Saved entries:
**********

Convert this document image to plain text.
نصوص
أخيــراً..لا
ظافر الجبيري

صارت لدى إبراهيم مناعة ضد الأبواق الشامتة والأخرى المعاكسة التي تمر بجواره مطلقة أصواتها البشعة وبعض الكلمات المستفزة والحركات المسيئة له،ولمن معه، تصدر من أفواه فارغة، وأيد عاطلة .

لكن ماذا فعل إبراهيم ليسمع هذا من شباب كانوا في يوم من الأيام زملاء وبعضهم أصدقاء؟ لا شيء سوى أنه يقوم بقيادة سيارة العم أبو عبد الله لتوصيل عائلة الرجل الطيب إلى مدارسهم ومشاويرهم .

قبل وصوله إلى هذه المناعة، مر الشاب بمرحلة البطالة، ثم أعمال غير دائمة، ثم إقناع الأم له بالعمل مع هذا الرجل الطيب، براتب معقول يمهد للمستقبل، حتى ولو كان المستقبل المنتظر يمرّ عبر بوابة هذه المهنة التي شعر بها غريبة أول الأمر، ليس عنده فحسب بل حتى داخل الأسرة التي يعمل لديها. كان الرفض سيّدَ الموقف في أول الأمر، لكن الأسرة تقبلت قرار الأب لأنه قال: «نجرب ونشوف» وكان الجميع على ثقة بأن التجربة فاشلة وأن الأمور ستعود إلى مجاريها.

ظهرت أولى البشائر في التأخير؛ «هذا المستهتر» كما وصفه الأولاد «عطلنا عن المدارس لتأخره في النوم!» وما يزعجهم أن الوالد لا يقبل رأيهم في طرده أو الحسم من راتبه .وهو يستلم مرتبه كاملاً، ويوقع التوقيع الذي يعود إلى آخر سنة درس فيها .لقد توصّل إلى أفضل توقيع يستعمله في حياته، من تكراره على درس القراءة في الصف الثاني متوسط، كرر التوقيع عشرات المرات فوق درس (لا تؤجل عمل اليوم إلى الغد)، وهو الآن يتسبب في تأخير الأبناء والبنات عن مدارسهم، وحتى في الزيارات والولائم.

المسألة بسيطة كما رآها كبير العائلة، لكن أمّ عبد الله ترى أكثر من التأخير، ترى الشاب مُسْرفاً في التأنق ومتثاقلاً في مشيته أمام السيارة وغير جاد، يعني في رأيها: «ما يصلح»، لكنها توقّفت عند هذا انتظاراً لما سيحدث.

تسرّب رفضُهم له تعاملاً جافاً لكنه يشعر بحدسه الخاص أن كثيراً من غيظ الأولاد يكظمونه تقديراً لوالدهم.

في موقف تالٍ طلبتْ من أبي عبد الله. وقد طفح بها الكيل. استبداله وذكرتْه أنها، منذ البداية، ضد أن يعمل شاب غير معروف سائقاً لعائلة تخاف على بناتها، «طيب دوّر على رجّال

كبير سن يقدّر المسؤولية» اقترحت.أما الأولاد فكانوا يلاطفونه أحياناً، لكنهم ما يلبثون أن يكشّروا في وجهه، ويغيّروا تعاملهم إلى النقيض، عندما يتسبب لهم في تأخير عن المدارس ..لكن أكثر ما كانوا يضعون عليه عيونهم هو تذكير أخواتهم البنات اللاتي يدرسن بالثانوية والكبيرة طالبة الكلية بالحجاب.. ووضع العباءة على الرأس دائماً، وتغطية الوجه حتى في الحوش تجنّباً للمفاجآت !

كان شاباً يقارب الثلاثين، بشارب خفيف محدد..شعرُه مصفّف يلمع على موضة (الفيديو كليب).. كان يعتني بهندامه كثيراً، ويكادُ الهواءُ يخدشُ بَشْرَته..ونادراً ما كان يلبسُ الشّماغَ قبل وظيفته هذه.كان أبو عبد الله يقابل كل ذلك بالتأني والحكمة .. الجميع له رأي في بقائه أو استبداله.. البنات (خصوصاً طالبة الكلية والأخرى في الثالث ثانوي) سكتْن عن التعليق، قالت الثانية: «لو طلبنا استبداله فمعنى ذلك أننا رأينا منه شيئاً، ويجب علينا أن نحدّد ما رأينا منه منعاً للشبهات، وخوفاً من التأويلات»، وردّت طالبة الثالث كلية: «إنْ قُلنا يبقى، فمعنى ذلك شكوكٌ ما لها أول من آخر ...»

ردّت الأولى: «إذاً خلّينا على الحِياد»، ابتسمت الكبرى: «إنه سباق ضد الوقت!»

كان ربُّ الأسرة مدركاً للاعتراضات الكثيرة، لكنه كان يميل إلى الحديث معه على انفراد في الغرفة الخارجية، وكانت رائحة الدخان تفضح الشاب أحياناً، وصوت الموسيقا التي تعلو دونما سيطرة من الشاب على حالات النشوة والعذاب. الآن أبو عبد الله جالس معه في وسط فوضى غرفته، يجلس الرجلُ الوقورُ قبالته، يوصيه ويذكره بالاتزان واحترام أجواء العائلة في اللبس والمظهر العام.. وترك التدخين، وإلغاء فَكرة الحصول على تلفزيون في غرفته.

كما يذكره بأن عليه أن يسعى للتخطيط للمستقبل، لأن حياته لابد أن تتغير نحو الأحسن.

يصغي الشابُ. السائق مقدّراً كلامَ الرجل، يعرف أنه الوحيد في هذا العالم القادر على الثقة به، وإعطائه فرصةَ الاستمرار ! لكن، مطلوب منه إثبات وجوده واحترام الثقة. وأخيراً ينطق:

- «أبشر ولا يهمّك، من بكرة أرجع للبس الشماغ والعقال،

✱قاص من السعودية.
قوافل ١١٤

**********

TASK BRIEF: Reproduce each line of the material above precisely.

RESULT OF THE TASK:
Convert this document image to plain text.
نصوص
أخيــراً..لا
ظافر الجبيري

صارت لدى إبراهيم مناعة ضد الأبواق الشامتة والأخرى المعاكسة التي تمر بجواره مطلقة أصواتها البشعة وبعض الكلمات المستفزة والحركات المسيئة له،ولمن معه، تصدر من أفواه فارغة، وأيد عاطلة .

لكن ماذا فعل إبراهيم ليسمع هذا من شباب كانوا في يوم من الأيام زملاء وبعضهم أصدقاء؟ لا شيء سوى أنه يقوم بقيادة سيارة العم أبو عبد الله لتوصيل عائلة الرجل الطيب إلى مدارسهم ومشاويرهم .

قبل وصوله إلى هذه المناعة، مر الشاب بمرحلة البطالة، ثم أعمال غير دائمة، ثم إقناع الأم له بالعمل مع هذا الرجل الطيب، براتب معقول يمهد للمستقبل، حتى ولو كان المستقبل المنتظر يمرّ عبر بوابة هذه المهنة التي شعر بها غريبة أول الأمر، ليس عنده فحسب بل حتى داخل الأسرة التي يعمل لديها. كان الرفض سيّدَ الموقف في أول الأمر، لكن الأسرة تقبلت قرار الأب لأنه قال: «نجرب ونشوف» وكان الجميع على ثقة بأن التجربة فاشلة وأن الأمور ستعود إلى مجاريها.

ظهرت أولى البشائر في التأخير؛ «هذا المستهتر» كما وصفه الأولاد «عطلنا عن المدارس لتأخره في النوم!» وما يزعجهم أن الوالد لا يقبل رأيهم في طرده أو الحسم من راتبه .وهو يستلم مرتبه كاملاً، ويوقع التوقيع الذي يعود إلى آخر سنة درس فيها .لقد توصّل إلى أفضل توقيع يستعمله في حياته، من تكراره على درس القراءة في الصف الثاني متوسط، كرر التوقيع عشرات المرات فوق درس (لا تؤجل عمل اليوم إلى الغد)، وهو الآن يتسبب في تأخير الأبناء والبنات عن مدارسهم، وحتى في الزيارات والولائم.

المسألة بسيطة كما رآها كبير العائلة، لكن أمّ عبد الله ترى أكثر من التأخير، ترى الشاب مُسْرفاً في التأنق ومتثاقلاً في مشيته أمام السيارة وغير جاد، يعني في رأيها: «ما يصلح»، لكنها توقّفت عند هذا انتظاراً لما سيحدث.

تسرّب رفضُهم له تعاملاً جافاً لكنه يشعر بحدسه الخاص أن كثيراً من غيظ الأولاد يكظمونه تقديراً لوالدهم.

في موقف تالٍ طلبتْ من أبي عبد الله. وقد طفح بها الكيل. استبداله وذكرتْه أنها، منذ البداية، ضد أن يعمل شاب غير معروف سائقاً لعائلة تخاف على بناتها، «طيب دوّر على رجّال

كبير سن يقدّر المسؤولية» اقترحت.أما الأولاد فكانوا يلاطفونه أحياناً، لكنهم ما يلبثون أن يكشّروا في وجهه، ويغيّروا تعاملهم إلى النقيض، عندما يتسبب لهم في تأخير عن المدارس ..لكن أكثر ما كانوا يضعون عليه عيونهم هو تذكير أخواتهم البنات اللاتي يدرسن بالثانوية والكبيرة طالبة الكلية بالحجاب.. ووضع العباءة على الرأس دائماً، وتغطية الوجه حتى في الحوش تجنّباً للمفاجآت !

كان شاباً يقارب الثلاثين، بشارب خفيف محدد..شعرُه مصفّف يلمع على موضة (الفيديو كليب).. كان يعتني بهندامه كثيراً، ويكادُ الهواءُ يخدشُ بَشْرَته..ونادراً ما كان يلبسُ الشّماغَ قبل وظيفته هذه.كان أبو عبد الله يقابل كل ذلك بالتأني والحكمة .. الجميع له رأي في بقائه أو استبداله.. البنات (خصوصاً طالبة الكلية والأخرى في الثالث ثانوي) سكتْن عن التعليق، قالت الثانية: «لو طلبنا استبداله فمعنى ذلك أننا رأينا منه شيئاً، ويجب علينا أن نحدّد ما رأينا منه منعاً للشبهات، وخوفاً من التأويلات»، وردّت طالبة الثالث كلية: «إنْ قُلنا يبقى، فمعنى ذلك شكوكٌ ما لها أول من آخر ...»

ردّت الأولى: «إذاً خلّينا على الحِياد»، ابتسمت الكبرى: «إنه سباق ضد الوقت!»

كان ربُّ الأسرة مدركاً للاعتراضات الكثيرة، لكنه كان يميل إلى الحديث معه على انفراد في الغرفة الخارجية، وكانت رائحة الدخان تفضح الشاب أحياناً، وصوت الموسيقا التي تعلو دونما سيطرة من الشاب على حالات النشوة والعذاب. الآن أبو عبد الله جالس معه في وسط فوضى غرفته، يجلس الرجلُ الوقورُ قبالته، يوصيه ويذكره بالاتزان واحترام أجواء العائلة في اللبس والمظهر العام.. وترك التدخين، وإلغاء فَكرة الحصول على تلفزيون في غرفته.

كما يذكره بأن عليه أن يسعى للتخطيط للمستقبل، لأن حياته لابد أن تتغير نحو الأحسن.

يصغي الشابُ. السائق مقدّراً كلامَ الرجل، يعرف أنه الوحيد في هذا العالم القادر على الثقة به، وإعطائه فرصةَ الاستمرار ! لكن، مطلوب منه إثبات وجوده واحترام الثقة. وأخيراً ينطق:

- «أبشر ولا يهمّك، من بكرة أرجع للبس الشماغ والعقال،

✱قاص من السعودية.
قوافل ١١٤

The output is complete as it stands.